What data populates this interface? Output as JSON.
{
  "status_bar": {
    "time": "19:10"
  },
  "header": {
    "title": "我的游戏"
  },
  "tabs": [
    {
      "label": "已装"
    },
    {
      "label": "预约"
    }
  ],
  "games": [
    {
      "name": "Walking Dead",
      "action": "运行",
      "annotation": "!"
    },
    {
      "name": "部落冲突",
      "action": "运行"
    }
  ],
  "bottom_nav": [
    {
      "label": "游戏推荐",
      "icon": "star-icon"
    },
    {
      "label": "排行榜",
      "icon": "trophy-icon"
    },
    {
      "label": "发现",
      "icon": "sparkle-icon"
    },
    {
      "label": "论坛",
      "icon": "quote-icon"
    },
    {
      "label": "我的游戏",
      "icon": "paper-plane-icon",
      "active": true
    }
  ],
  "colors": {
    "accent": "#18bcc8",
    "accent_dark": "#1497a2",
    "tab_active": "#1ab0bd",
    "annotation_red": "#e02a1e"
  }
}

--------------------------------

> Exercise details: Look over the records above and copy each line that includes the string "icon".

> Result of this exercise:
      "icon": "star-icon"
      "icon": "trophy-icon"
      "icon": "sparkle-icon"
      "icon": "quote-icon"
      "icon": "paper-plane-icon",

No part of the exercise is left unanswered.